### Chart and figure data
····················

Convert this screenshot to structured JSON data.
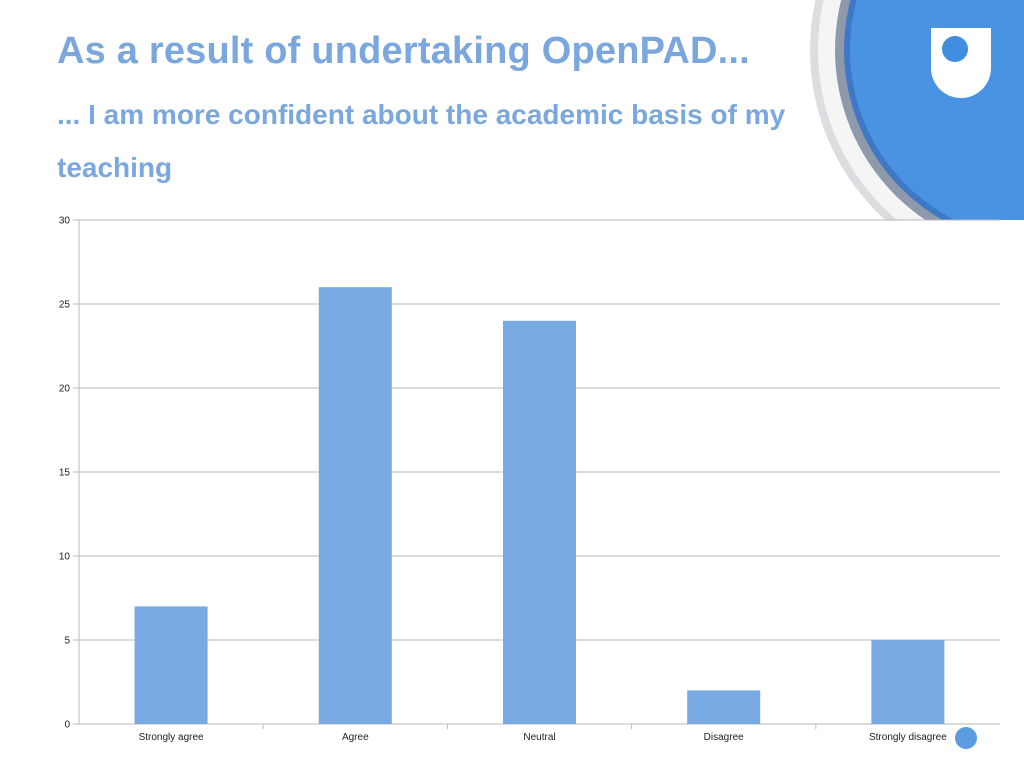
{
  "slide": {
    "title": "As a result of undertaking OpenPAD...",
    "subtitle": "... I am more confident about the academic basis of my teaching"
  },
  "logo": {
    "icon": "open-university-shield-icon",
    "color": "#3f8ee0"
  },
  "chart_data": {
    "type": "bar",
    "title": "",
    "xlabel": "",
    "ylabel": "",
    "categories": [
      "Strongly agree",
      "Agree",
      "Neutral",
      "Disagree",
      "Strongly disagree"
    ],
    "values": [
      7,
      26,
      24,
      2,
      5
    ],
    "ylim": [
      0,
      30
    ],
    "yticks": [
      0,
      5,
      10,
      15,
      20,
      25,
      30
    ],
    "grid": true,
    "bar_color": "#78a9e2"
  }
}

····················

### Directive
Images must not appear in the copy; reproduce everything else in the records verbatim.

### Task solution
Convert this screenshot to structured JSON data.
{
  "slide": {
    "title": "As a result of undertaking OpenPAD...",
    "subtitle": "... I am more confident about the academic basis of my teaching"
  },
  "logo": {
    "icon": "open-university-shield-icon",
    "color": "#3f8ee0"
  },
  "chart_data": {
    "type": "bar",
    "title": "",
    "xlabel": "",
    "ylabel": "",
    "categories": [
      "Strongly agree",
      "Agree",
      "Neutral",
      "Disagree",
      "Strongly disagree"
    ],
    "values": [
      7,
      26,
      24,
      2,
      5
    ],
    "ylim": [
      0,
      30
    ],
    "yticks": [
      0,
      5,
      10,
      15,
      20,
      25,
      30
    ],
    "grid": true,
    "bar_color": "#78a9e2"
  }
}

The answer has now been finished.